- _Task instructions_: Leave the pictures out and print every record below exactly as it stands.

Extracted data entries
# # # # # # #
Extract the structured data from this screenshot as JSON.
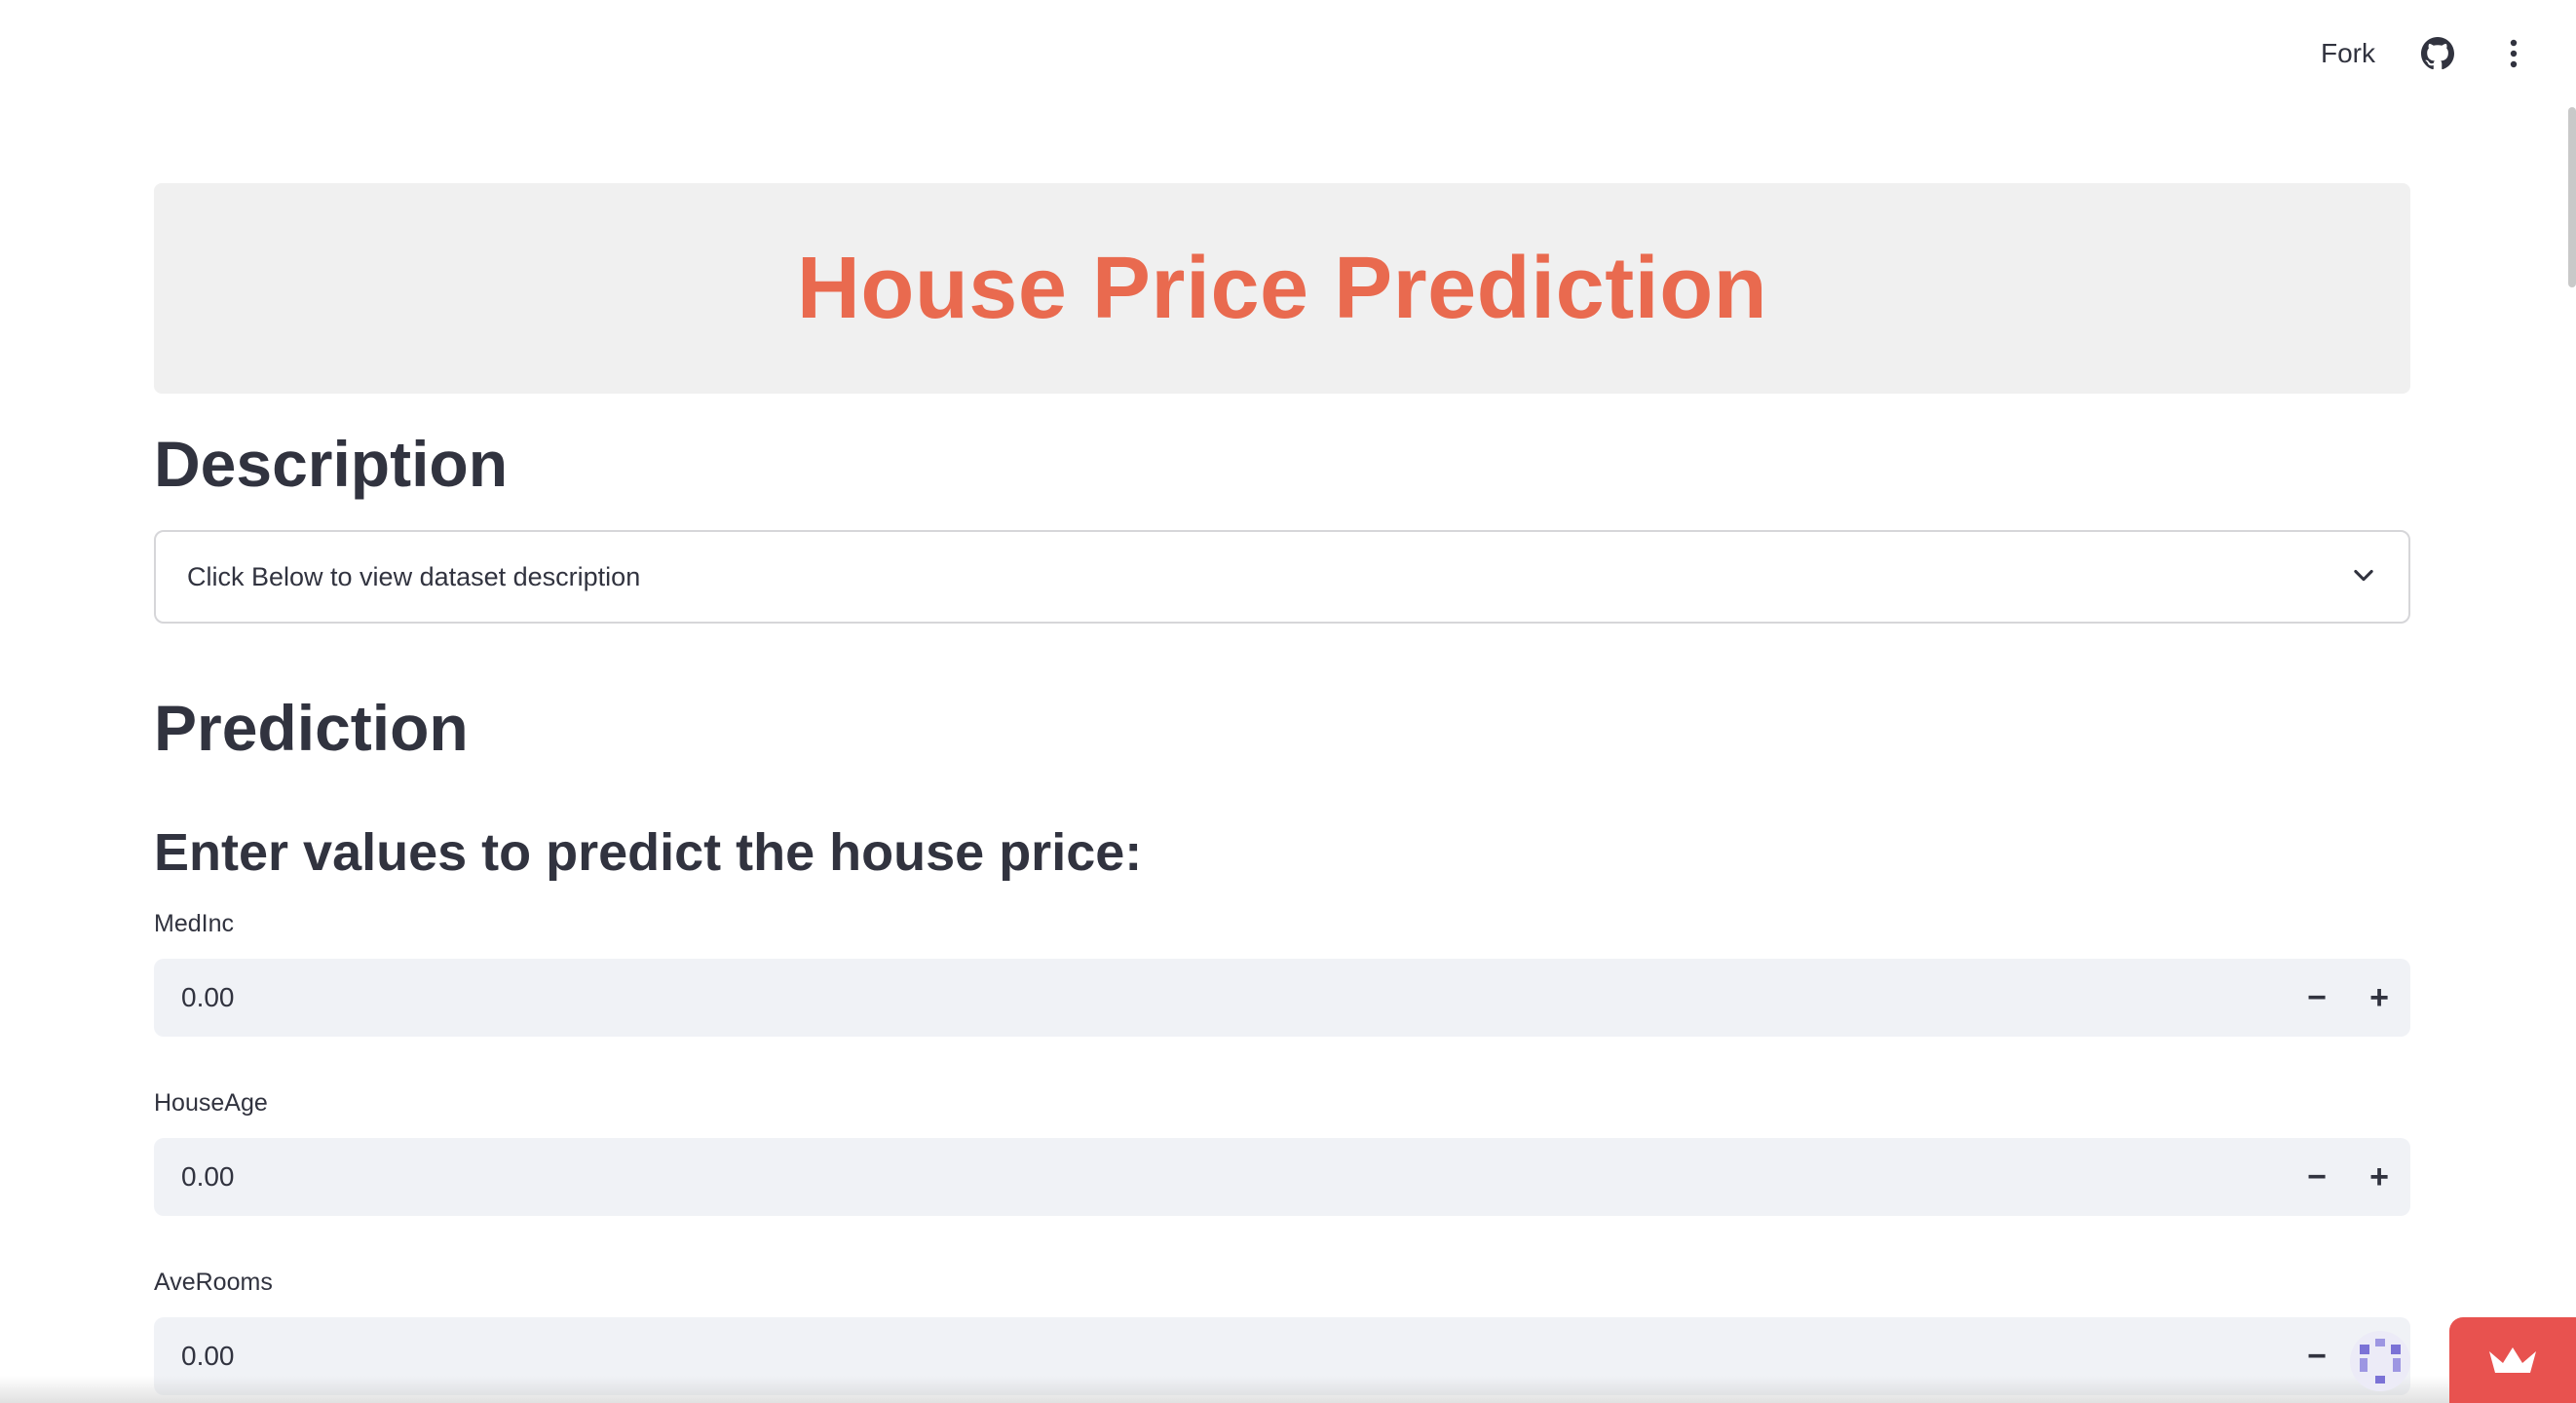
{
  "toolbar": {
    "fork_label": "Fork",
    "github_icon": "github-icon",
    "menu_icon": "kebab-menu-icon"
  },
  "header": {
    "title": "House Price Prediction",
    "title_color": "#e96a4f"
  },
  "description": {
    "heading": "Description",
    "expander_label": "Click Below to view dataset description",
    "expander_icon": "chevron-down-icon"
  },
  "prediction": {
    "heading": "Prediction",
    "subheading": "Enter values to predict the house price:",
    "fields": [
      {
        "label": "MedInc",
        "value": "0.00"
      },
      {
        "label": "HouseAge",
        "value": "0.00"
      },
      {
        "label": "AveRooms",
        "value": "0.00"
      }
    ],
    "decrement_symbol": "−",
    "increment_symbol": "+"
  },
  "badge": {
    "icon": "streamlit-crown-icon",
    "color": "#e8524f"
  }
}
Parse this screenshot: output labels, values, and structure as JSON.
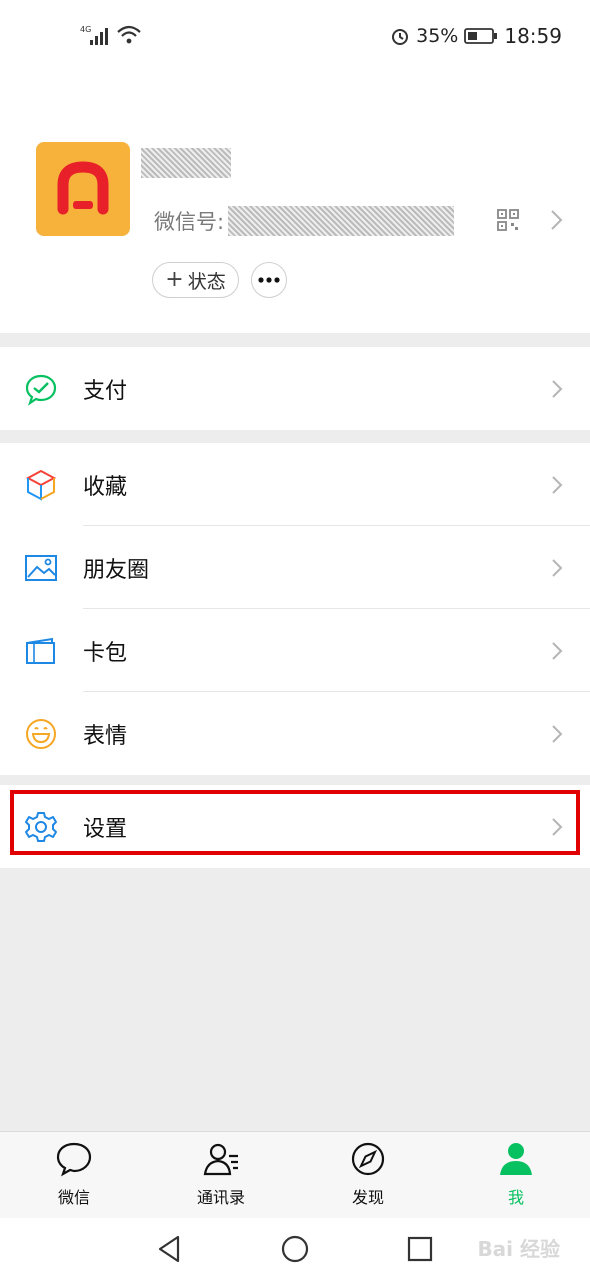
{
  "status_bar": {
    "network": "4G",
    "battery_percent": "35%",
    "time": "18:59"
  },
  "profile": {
    "wechat_id_label": "微信号:",
    "status_label": "状态"
  },
  "menu": {
    "pay": "支付",
    "favorites": "收藏",
    "moments": "朋友圈",
    "cards": "卡包",
    "stickers": "表情",
    "settings": "设置"
  },
  "tabs": [
    {
      "label": "微信",
      "icon": "chat-bubble-icon"
    },
    {
      "label": "通讯录",
      "icon": "contacts-icon"
    },
    {
      "label": "发现",
      "icon": "compass-icon"
    },
    {
      "label": "我",
      "icon": "person-icon"
    }
  ],
  "watermark": "Bai 经验",
  "colors": {
    "accent_green": "#07c160",
    "highlight_red": "#e00000",
    "avatar_bg": "#f6b23a"
  }
}
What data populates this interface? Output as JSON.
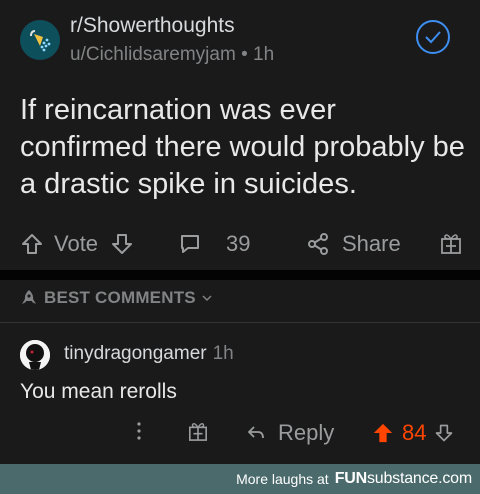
{
  "post": {
    "subreddit": "r/Showerthoughts",
    "author": "u/Cichlidsaremyjam",
    "age": "1h",
    "title": "If reincarnation was ever confirmed there would probably be a drastic spike in suicides.",
    "vote_label": "Vote",
    "comment_count": "39",
    "share_label": "Share"
  },
  "comments_header": {
    "label": "BEST COMMENTS"
  },
  "comment": {
    "username": "tinydragongamer",
    "age": "1h",
    "body": "You mean rerolls",
    "reply_label": "Reply",
    "score": "84"
  },
  "footer": {
    "text": "More laughs at",
    "brand_bold": "FUN",
    "brand_rest": "substance.com"
  },
  "colors": {
    "background": "#1a1a1b",
    "upvote_active": "#ff4500",
    "verified_blue": "#3d8ef0",
    "footer_bar": "#4a6a6c"
  },
  "icons": [
    "shower-icon",
    "checkmark-icon",
    "upvote-icon",
    "downvote-icon",
    "comment-icon",
    "share-icon",
    "gift-icon",
    "rocket-icon",
    "chevron-down-icon",
    "more-icon",
    "reply-icon"
  ]
}
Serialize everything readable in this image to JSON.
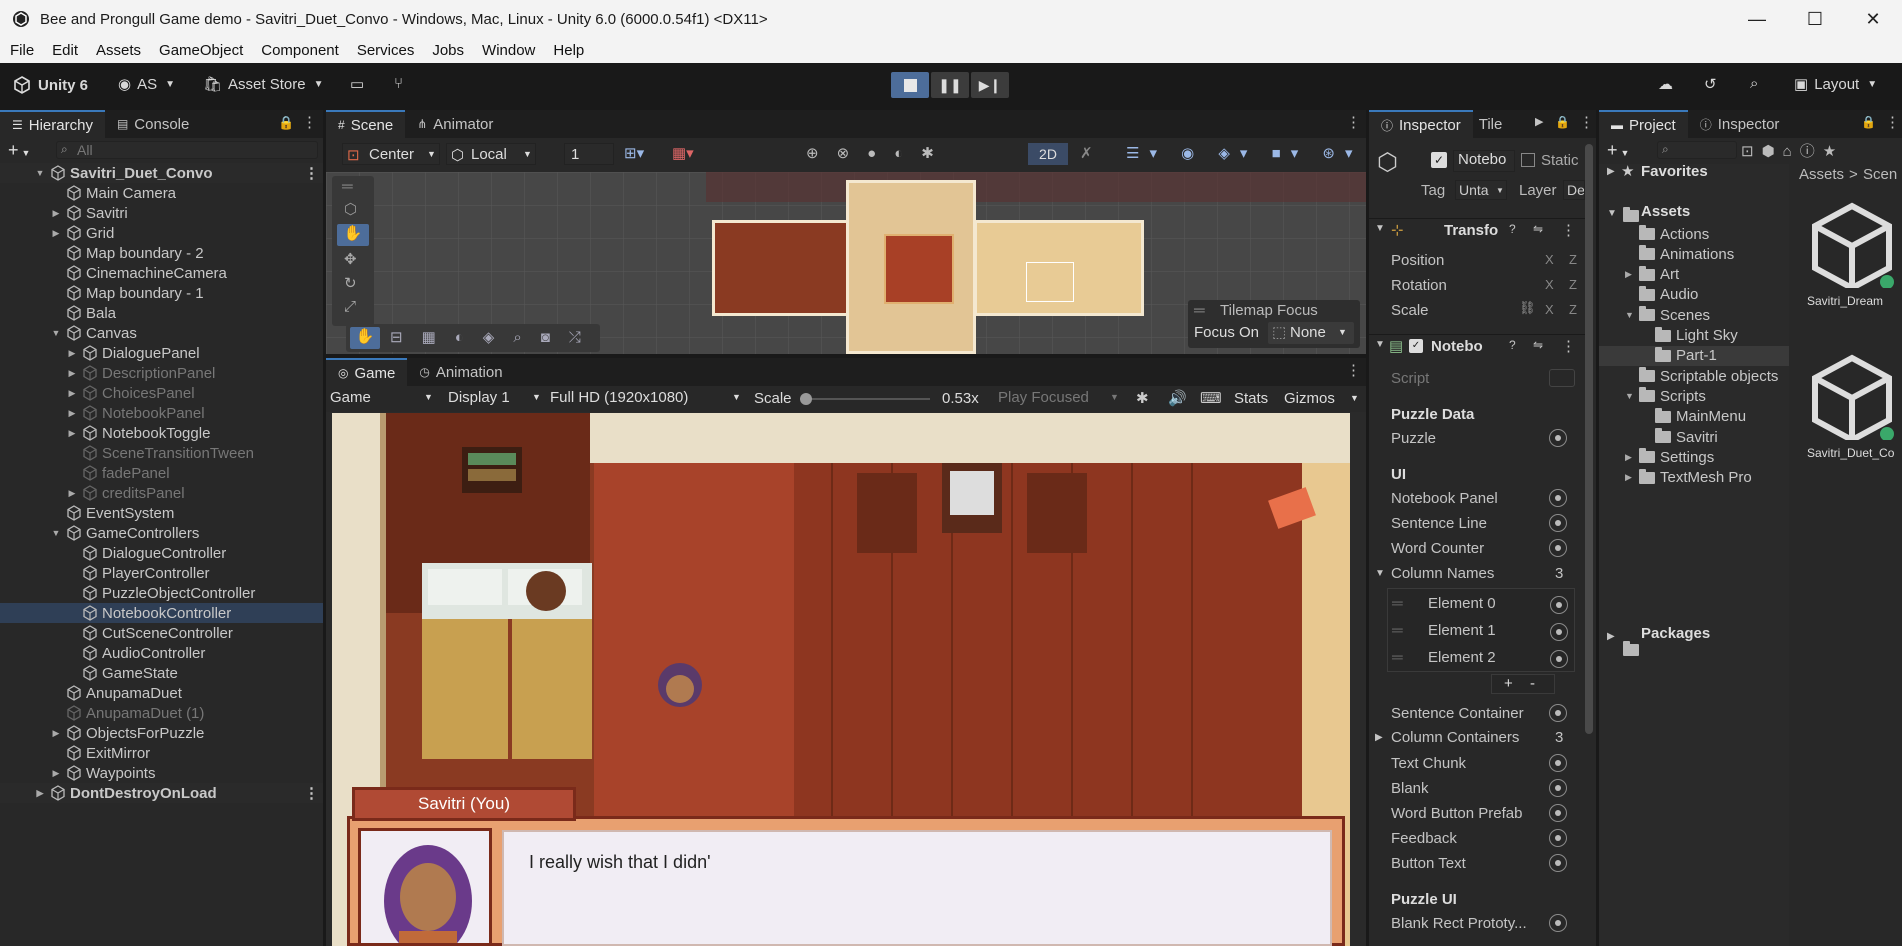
# # # # # # #
- _Full answer_:
Extract the structured data from this screenshot as JSON.
{
  "toolbar": {
    "fork_label": "Fork",
    "github_icon": "github-icon",
    "menu_icon": "kebab-menu-icon"
  },
  "header": {
    "title": "House Price Prediction",
    "title_color": "#e96a4f"
  },
  "description": {
    "heading": "Description",
    "expander_label": "Click Below to view dataset description",
    "expander_icon": "chevron-down-icon"
  },
  "prediction": {
    "heading": "Prediction",
    "subheading": "Enter values to predict the house price:",
    "fields": [
      {
        "label": "MedInc",
        "value": "0.00"
      },
      {
        "label": "HouseAge",
        "value": "0.00"
      },
      {
        "label": "AveRooms",
        "value": "0.00"
      }
    ],
    "decrement_symbol": "−",
    "increment_symbol": "+"
  },
  "badge": {
    "icon": "streamlit-crown-icon",
    "color": "#e8524f"
  }
}
Parse this screenshot: output labels, values, and structure as JSON.
{
  "status_bar": {
    "network": "4G",
    "battery_percent": "35%",
    "time": "18:59"
  },
  "profile": {
    "wechat_id_label": "微信号:",
    "status_label": "状态"
  },
  "menu": {
    "pay": "支付",
    "favorites": "收藏",
    "moments": "朋友圈",
    "cards": "卡包",
    "stickers": "表情",
    "settings": "设置"
  },
  "tabs": [
    {
      "label": "微信",
      "icon": "chat-bubble-icon"
    },
    {
      "label": "通讯录",
      "icon": "contacts-icon"
    },
    {
      "label": "发现",
      "icon": "compass-icon"
    },
    {
      "label": "我",
      "icon": "person-icon"
    }
  ],
  "watermark": "Bai 经验",
  "colors": {
    "accent_green": "#07c160",
    "highlight_red": "#e00000",
    "avatar_bg": "#f6b23a"
  }
}
What data populates this interface? Output as JSON.
{
  "post": {
    "subreddit": "r/Showerthoughts",
    "author": "u/Cichlidsaremyjam",
    "age": "1h",
    "title": "If reincarnation was ever confirmed there would probably be a drastic spike in suicides.",
    "vote_label": "Vote",
    "comment_count": "39",
    "share_label": "Share"
  },
  "comments_header": {
    "label": "BEST COMMENTS"
  },
  "comment": {
    "username": "tinydragongamer",
    "age": "1h",
    "body": "You mean rerolls",
    "reply_label": "Reply",
    "score": "84"
  },
  "footer": {
    "text": "More laughs at",
    "brand_bold": "FUN",
    "brand_rest": "substance.com"
  },
  "colors": {
    "background": "#1a1a1b",
    "upvote_active": "#ff4500",
    "verified_blue": "#3d8ef0",
    "footer_bar": "#4a6a6c"
  },
  "icons": [
    "shower-icon",
    "checkmark-icon",
    "upvote-icon",
    "downvote-icon",
    "comment-icon",
    "share-icon",
    "gift-icon",
    "rocket-icon",
    "chevron-down-icon",
    "more-icon",
    "reply-icon"
  ]
}
Serialize everything readable in this image to JSON.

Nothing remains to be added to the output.